### [Set task]
List all lines of the data that include the string "ZBrush".

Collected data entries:

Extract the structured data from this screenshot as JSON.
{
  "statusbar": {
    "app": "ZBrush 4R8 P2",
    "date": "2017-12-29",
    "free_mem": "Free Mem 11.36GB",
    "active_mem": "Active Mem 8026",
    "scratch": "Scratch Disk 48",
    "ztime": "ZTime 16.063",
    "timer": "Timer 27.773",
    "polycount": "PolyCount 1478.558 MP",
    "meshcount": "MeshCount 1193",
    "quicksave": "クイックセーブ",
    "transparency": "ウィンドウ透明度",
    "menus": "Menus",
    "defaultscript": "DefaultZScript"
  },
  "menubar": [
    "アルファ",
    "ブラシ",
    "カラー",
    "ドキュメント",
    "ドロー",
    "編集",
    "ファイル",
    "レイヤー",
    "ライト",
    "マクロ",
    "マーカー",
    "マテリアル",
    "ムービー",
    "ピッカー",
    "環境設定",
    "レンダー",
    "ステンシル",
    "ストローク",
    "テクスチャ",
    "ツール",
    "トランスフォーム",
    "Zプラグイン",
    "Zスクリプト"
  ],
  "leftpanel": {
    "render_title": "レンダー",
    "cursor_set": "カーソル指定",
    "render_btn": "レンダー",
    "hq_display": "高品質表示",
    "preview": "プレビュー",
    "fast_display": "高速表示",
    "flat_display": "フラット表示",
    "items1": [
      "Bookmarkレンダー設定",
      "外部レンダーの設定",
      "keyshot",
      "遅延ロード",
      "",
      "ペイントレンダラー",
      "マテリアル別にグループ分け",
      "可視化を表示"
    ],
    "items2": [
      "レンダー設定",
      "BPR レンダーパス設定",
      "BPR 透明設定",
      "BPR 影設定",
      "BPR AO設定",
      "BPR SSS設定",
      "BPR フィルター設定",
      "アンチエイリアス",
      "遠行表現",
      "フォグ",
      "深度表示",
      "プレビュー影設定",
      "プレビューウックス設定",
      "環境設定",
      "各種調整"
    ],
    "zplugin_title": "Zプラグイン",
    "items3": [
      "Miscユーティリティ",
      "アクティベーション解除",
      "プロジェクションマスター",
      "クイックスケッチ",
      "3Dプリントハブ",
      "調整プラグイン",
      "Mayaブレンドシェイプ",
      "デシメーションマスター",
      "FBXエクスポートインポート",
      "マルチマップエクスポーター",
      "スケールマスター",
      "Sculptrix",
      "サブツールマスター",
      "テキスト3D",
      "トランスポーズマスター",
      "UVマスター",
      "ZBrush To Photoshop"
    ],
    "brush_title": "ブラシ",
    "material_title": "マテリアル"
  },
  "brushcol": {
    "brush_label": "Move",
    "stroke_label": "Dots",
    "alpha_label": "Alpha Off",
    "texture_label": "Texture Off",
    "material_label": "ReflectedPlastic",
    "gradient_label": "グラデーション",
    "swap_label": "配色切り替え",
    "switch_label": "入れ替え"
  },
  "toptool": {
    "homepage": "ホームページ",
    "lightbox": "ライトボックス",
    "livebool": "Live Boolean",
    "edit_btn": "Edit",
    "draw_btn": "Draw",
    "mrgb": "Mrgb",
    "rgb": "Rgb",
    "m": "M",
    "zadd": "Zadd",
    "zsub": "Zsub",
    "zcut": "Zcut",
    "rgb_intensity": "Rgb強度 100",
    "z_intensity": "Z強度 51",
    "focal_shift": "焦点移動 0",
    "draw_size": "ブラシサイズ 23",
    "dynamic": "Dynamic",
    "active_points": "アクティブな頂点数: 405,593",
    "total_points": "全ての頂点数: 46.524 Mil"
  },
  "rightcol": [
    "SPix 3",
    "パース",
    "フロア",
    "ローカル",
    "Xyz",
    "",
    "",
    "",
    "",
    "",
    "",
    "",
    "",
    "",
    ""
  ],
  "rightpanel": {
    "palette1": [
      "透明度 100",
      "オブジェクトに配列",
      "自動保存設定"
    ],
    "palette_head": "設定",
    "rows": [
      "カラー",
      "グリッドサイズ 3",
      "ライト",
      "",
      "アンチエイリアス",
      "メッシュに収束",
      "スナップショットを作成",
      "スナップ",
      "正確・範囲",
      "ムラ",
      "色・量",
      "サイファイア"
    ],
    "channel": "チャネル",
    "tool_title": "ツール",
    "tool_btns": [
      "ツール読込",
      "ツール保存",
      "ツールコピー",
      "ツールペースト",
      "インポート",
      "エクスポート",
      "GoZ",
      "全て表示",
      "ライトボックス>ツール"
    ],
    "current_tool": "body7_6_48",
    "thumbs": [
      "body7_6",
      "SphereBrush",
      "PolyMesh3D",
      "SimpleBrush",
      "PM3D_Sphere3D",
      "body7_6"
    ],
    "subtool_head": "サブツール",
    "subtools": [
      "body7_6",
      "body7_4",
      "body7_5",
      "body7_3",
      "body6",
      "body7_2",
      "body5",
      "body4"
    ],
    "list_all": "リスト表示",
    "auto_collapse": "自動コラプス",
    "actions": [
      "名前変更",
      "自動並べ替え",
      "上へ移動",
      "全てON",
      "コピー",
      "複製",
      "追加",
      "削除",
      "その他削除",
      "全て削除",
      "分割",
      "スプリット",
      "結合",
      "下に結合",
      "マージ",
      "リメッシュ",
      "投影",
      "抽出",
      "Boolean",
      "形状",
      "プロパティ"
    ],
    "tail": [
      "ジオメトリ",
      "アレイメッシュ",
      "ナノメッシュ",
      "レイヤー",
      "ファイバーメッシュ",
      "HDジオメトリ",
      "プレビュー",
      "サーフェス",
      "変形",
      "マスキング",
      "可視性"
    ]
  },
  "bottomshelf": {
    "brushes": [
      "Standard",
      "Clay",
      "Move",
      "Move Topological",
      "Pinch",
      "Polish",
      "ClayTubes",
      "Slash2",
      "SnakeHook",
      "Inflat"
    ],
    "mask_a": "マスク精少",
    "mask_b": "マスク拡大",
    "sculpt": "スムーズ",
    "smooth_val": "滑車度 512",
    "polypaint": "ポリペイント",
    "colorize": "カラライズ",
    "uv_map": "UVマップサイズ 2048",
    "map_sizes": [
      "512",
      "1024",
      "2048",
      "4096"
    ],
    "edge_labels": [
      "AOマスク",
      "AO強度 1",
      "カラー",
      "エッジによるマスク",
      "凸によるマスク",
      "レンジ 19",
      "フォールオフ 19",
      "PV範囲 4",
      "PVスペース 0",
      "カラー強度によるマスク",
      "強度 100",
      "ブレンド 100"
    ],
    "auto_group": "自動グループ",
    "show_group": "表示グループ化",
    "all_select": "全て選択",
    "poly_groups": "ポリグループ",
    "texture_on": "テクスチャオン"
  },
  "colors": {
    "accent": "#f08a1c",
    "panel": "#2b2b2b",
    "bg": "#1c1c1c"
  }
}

### [Reply]
    "app": "ZBrush 4R8 P2",
      "ZBrush To Photoshop"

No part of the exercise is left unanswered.